Required work:
- 1) According to the blog post, where does Dave's weekly allowance accumulate instead of being handed to him as cash?
- 2) Say whether each statement agrees with the blog post. Answer yes or no, and quote the deciding words. (a) Dave assembled the Green Bionicle on his own. (b) The five-year-old's soccer games are usually held on Sunday afternoons. (c) Good Eats is shown on the Food Network.

Text passage:
========================

Lessons in Capitalism

Some time ago we started giving Dave a
small weekly allowance. We don’t actually give him the cash; instead, he
accrues a certain amount each week in the Bank of Dad. That means that
when David asks how much money he has, I check the record in my PDA and
see how many weeks it’s been since I last paid anything into his account.
Then I add the resulting amount to his balance and tell him how much he’s
got.

Now, for quite some time David has been agitating for a Bionicle. (It’s
a kind of Lego toy.) For quite some time we’ve been telling him that
if he saves his allowance he can buy that kind of thing for himself; in
the meantime Christmas is coming.

This afternoon he said, “Dad, when it’s my birthday I want you to take
my seven dollars and buy me a Green Bionicle.” I said, “Dave, you’re
a little confused. If I buy you a Green Bionicle for your birthday,
I’ll be spending my money, not yours. And if you have seven dollars
(or whatever a Green Bionicle costs), then you don’t have to wait until
your birthday.”

So naturally he said, “Dad, can we go to Toys’R’Us today?”

I checked, and indeed his account in the Bank of Dad was well over
seven dollars, and so there I was, stuck, the victim of my own
teaching. And so we did. It wasn’t what I had planned to do with
my early Sunday evening, but on the whole I think it worked out rather
well.

And so did the Green Bionicle. Dave put it together all by himself,
following the instructions, and it’s really rather cute.

Soccer Update

My five-year-old has been playing AYSO soccer this
season, as I believe I’ve mentioned before. It’s been something of a
trial for me, as the games are scheduled on Saturday, and usually
Saturday morning.

Now, Saturday morning is my chief project time. I can get a lot done on
personal projects in the evenings, but Saturday is the only time when I
can tackle larger things–when I have several hours together and have the
gumption to focus on something difficult for that length of time. Having
a soccer game take (effectively) a two-hour bite out of that time has
brought my productivity to a screeching halt.

Today, however, the soccer game isn’t scheduled until 1:30 this
afternoon, so I have the morning to myself. Well, mostly to myself; Dave
is sitting on the other side of my desk playing with Legos and
occasionally making staccato “Twang, Twang” noises (I think he’s shooting
something–best not to ask). It’s looking like a good morning.

More Kvetching

The dearth of book reviews early in the month isn’t helped by the
fact that my current book is a slow, thick one: a biography of Sir
Richard Francis Burton. Burton was a 19th Century soldier and
adventurer; he’s best known these days for his pilgramage to Mecca (he
was one of the first Europeans to go there), and for his translation of
the 1,001 Arabian Nights (the original translation, and still the raciest,
I’m given to understand). More about him when I’ve finished the book.

Good Eats Watch

There’s exactly one TV show that Jane and I make
it a point to catch every week: Good Eats. It’s a cooking show on the
Food Network, and it’s funny. The chef, Alton Brown, is a regular kind
of guy; he wears hornrim glasses and he’s got bad hair and he usually
wears Hawaiian shirts–or sometimes bowling shirts. The show is filmed
inside of a house the purports to be his (nice Craftsman-style kitchen),
and it’s all about cooking well–not just how to prepare a particular
dish, but the secrets, the gotchas, and why it all works the way it does.

========================

Given data:
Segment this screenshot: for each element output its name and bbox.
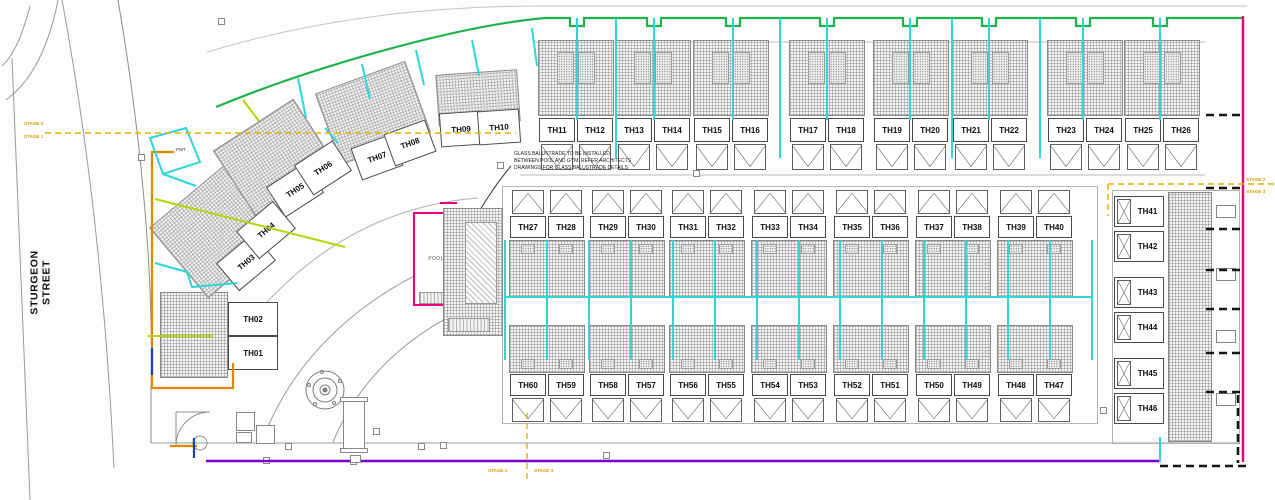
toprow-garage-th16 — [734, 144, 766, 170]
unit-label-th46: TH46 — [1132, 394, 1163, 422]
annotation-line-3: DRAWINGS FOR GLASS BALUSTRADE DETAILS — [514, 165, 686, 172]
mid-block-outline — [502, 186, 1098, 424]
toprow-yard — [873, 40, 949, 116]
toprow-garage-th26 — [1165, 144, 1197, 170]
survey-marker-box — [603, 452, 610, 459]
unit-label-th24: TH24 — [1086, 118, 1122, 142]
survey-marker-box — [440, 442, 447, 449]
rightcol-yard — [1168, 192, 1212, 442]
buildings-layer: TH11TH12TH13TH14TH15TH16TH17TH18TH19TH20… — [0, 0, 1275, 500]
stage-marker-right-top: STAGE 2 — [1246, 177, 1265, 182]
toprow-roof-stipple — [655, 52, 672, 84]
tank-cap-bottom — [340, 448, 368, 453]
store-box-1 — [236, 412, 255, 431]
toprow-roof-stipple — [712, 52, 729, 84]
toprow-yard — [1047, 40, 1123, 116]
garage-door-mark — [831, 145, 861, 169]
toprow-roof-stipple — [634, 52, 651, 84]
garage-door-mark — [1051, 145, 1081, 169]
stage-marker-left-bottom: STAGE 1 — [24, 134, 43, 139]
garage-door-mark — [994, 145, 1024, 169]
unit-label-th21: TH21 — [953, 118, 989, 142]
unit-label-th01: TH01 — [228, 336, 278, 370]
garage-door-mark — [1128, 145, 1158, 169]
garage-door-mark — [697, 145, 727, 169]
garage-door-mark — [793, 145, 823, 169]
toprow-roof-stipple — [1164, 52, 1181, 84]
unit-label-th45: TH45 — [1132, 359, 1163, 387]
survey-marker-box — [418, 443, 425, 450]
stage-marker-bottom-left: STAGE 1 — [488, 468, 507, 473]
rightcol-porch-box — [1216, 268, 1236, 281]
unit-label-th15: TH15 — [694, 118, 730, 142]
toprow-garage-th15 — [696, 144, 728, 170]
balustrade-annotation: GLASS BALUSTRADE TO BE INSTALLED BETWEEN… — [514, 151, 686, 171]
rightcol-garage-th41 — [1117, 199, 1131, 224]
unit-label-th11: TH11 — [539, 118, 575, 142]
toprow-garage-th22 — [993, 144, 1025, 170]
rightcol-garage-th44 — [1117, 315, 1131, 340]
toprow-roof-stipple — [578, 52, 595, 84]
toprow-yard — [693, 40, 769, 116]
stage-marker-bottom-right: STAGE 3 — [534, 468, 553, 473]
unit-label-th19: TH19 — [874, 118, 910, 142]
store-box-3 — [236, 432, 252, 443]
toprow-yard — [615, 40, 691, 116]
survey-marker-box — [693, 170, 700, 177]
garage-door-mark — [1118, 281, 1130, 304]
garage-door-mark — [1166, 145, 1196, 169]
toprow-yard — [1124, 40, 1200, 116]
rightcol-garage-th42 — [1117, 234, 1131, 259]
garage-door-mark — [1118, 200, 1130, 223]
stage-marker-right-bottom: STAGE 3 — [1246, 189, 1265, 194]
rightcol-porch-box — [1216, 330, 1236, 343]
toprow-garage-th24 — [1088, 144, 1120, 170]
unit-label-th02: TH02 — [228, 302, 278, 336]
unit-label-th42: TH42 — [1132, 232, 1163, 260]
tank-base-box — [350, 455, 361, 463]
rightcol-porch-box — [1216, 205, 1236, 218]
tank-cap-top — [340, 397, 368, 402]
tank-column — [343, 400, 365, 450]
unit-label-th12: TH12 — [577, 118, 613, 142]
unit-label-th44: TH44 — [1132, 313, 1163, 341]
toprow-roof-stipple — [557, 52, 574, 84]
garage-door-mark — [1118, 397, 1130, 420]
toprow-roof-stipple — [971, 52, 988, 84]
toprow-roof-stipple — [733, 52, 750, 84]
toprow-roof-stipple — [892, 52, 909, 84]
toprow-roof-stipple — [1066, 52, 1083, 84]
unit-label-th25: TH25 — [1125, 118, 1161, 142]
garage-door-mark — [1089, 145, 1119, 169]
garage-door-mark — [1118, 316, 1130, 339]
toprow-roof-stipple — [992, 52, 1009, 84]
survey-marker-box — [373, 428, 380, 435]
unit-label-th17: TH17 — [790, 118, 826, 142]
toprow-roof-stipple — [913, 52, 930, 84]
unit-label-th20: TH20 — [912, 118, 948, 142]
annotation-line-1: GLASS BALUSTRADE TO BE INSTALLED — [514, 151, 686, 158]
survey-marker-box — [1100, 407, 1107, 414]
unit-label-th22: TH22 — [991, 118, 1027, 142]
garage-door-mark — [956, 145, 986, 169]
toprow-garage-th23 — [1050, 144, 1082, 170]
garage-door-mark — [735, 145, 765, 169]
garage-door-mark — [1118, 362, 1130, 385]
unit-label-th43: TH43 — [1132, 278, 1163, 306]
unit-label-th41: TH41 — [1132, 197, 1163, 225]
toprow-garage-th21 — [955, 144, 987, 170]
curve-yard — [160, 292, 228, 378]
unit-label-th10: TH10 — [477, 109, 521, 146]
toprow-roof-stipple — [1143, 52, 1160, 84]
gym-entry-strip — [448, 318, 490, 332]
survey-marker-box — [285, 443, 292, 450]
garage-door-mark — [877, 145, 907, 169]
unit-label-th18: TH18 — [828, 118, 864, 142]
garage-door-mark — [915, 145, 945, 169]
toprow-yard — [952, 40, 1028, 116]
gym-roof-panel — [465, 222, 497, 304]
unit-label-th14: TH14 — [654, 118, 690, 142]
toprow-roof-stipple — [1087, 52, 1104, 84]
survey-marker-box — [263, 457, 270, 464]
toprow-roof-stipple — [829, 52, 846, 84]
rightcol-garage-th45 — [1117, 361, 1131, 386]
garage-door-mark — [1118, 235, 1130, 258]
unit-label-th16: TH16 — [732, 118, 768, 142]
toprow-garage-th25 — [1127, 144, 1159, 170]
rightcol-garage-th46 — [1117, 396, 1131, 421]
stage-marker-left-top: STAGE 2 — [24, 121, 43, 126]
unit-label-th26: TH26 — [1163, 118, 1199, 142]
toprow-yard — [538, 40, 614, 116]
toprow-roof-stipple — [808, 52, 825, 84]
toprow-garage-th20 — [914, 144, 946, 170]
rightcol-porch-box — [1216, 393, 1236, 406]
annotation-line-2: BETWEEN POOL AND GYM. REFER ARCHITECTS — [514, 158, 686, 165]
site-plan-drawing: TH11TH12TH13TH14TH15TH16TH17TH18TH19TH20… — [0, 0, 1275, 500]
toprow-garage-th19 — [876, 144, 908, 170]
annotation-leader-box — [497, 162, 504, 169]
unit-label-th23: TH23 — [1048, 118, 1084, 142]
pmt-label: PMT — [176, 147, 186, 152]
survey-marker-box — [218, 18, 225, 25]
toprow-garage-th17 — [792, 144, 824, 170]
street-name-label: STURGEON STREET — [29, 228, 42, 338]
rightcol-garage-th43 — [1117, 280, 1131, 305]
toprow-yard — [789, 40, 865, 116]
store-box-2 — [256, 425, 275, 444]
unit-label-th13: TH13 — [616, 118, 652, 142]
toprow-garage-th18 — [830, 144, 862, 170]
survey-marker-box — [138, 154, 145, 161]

========================

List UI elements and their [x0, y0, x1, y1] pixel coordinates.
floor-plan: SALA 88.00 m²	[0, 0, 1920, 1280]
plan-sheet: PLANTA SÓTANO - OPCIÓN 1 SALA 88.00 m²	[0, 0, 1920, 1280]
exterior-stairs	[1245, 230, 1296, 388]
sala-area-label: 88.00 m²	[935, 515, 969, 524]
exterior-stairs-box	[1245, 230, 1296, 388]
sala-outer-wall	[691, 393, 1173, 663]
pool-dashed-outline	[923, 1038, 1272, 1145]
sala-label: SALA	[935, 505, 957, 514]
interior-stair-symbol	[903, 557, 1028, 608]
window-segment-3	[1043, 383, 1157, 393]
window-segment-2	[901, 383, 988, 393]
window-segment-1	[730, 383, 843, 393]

========================

Complete answers:
- 1) In the Bank of Dad.

- 2)
(a) Yes: "Dave put it together all by himself, following the instructions"
(b) No: "the games are scheduled on Saturday, and usually Saturday morning"
(c) Yes: "It’s a cooking show on the Food Network"